### Stated task
In the material below, find how many lines contain the string "cable". Write only that number.
— BEGIN Supplied information —
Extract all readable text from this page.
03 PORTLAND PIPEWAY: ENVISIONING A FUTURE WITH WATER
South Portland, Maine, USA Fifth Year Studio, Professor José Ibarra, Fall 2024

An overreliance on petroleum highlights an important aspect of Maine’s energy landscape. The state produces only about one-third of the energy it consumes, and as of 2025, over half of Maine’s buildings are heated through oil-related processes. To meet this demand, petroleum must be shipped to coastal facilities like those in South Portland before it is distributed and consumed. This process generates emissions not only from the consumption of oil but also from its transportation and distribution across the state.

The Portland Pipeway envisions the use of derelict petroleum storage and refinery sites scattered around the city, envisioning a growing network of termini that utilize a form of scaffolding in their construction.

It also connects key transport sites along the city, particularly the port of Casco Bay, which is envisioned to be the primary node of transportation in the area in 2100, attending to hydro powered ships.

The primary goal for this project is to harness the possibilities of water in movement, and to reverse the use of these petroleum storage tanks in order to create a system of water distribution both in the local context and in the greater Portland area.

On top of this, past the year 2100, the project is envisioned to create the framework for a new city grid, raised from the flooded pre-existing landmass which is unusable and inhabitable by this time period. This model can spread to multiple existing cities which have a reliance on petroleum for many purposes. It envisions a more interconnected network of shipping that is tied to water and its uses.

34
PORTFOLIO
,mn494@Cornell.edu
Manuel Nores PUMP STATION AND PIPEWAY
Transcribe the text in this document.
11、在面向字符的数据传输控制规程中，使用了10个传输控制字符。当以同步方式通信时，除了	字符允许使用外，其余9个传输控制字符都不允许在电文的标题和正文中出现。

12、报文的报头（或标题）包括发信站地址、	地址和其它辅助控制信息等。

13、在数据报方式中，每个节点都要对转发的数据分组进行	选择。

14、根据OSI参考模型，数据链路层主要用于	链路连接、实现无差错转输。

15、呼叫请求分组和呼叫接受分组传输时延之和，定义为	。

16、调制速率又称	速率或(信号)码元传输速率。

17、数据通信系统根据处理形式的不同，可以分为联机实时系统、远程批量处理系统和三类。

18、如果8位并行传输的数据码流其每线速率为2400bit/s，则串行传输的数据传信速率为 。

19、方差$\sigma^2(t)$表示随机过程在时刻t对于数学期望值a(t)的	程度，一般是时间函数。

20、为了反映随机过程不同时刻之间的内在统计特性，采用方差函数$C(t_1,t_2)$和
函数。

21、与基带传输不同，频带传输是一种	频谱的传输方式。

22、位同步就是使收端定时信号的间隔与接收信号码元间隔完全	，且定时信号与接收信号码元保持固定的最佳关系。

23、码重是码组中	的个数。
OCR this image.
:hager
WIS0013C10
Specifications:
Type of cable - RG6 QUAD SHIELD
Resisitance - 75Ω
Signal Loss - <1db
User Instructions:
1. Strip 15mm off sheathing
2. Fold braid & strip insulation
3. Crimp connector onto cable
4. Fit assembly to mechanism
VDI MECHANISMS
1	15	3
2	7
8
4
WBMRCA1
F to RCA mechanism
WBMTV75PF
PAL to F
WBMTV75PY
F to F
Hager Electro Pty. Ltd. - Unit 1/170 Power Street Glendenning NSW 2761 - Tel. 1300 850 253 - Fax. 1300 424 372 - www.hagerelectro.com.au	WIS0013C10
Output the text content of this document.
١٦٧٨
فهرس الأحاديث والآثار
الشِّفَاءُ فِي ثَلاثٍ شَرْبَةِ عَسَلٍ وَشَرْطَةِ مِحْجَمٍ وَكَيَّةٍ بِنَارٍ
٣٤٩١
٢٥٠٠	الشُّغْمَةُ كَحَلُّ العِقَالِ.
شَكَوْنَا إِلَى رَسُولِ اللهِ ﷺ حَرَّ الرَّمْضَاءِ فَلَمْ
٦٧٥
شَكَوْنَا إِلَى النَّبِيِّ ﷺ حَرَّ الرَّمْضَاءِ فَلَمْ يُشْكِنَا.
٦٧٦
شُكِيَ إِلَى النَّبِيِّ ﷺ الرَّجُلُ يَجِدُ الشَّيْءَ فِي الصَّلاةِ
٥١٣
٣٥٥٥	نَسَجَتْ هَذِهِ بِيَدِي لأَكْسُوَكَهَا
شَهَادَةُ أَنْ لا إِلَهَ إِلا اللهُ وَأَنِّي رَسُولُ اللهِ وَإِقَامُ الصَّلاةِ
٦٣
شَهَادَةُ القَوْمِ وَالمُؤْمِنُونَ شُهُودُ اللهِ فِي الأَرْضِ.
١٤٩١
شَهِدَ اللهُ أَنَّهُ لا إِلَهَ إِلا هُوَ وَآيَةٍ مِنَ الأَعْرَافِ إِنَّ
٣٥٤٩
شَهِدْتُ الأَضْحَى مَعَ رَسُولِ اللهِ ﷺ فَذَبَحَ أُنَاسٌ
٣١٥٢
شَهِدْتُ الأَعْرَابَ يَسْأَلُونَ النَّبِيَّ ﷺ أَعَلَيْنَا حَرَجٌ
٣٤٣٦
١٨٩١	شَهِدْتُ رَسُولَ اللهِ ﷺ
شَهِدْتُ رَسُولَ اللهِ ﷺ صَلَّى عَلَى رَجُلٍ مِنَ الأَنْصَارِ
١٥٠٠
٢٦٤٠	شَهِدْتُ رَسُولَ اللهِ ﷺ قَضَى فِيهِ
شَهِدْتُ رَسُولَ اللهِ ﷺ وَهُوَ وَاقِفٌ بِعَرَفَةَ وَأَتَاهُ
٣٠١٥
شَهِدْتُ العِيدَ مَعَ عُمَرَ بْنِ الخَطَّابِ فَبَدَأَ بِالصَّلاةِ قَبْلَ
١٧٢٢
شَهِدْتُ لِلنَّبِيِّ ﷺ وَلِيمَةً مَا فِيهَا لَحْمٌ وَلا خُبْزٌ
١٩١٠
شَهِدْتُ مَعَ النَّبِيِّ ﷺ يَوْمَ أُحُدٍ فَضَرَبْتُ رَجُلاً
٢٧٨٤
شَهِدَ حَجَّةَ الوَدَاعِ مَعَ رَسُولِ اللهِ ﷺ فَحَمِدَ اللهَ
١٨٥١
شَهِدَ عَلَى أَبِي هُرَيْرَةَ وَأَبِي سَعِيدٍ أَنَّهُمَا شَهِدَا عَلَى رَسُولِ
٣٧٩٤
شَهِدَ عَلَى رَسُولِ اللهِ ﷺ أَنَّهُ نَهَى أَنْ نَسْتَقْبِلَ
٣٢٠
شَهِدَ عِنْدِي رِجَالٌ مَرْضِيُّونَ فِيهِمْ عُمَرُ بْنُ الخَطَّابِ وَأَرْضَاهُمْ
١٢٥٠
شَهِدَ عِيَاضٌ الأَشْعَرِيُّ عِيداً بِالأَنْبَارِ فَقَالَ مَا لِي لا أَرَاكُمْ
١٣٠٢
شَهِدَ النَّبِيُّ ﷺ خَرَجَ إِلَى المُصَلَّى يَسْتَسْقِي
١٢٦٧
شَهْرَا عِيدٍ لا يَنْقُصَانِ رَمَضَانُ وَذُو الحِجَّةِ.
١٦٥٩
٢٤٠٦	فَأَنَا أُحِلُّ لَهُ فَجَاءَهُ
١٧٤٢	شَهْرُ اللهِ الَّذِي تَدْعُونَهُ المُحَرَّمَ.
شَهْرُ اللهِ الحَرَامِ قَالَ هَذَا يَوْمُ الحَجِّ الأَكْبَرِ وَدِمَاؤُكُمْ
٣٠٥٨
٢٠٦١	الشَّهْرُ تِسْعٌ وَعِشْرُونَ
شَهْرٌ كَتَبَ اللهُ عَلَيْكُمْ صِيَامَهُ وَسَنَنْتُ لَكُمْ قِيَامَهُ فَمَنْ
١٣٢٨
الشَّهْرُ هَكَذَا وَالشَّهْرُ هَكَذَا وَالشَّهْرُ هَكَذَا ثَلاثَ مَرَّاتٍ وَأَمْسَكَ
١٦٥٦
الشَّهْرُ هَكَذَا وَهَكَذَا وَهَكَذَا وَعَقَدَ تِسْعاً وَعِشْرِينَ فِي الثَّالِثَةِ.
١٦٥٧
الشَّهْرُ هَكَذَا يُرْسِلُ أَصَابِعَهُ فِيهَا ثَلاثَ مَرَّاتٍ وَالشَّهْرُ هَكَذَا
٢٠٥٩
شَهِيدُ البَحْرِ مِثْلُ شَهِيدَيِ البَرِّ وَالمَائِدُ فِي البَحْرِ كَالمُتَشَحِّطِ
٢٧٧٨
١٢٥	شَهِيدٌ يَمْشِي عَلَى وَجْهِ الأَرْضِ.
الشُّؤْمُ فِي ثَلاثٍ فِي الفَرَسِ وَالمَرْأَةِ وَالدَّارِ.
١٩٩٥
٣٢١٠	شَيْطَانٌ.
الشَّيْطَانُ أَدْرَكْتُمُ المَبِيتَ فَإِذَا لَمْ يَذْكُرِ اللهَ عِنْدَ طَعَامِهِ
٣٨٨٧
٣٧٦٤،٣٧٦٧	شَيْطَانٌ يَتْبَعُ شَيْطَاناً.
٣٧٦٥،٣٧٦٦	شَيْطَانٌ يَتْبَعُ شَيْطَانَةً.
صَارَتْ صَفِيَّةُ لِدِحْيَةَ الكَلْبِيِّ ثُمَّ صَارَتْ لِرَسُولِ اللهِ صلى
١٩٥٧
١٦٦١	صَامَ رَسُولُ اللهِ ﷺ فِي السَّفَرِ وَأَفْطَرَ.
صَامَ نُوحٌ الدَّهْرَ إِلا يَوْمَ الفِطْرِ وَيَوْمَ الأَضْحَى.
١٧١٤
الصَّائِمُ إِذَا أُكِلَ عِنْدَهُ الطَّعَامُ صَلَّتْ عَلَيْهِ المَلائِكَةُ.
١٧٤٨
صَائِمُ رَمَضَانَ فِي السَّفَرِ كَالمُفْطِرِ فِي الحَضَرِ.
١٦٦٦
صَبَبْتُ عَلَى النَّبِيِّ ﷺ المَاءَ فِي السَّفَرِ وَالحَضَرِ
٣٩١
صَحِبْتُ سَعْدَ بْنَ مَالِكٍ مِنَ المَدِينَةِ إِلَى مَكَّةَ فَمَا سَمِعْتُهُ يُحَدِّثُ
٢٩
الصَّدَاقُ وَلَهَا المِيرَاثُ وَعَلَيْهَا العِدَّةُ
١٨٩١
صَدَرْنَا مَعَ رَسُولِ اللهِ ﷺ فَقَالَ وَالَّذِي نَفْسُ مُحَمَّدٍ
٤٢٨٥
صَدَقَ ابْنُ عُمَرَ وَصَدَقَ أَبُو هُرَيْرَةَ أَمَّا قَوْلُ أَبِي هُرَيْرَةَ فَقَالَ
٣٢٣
— END Supplied information —
### Finished exercise
2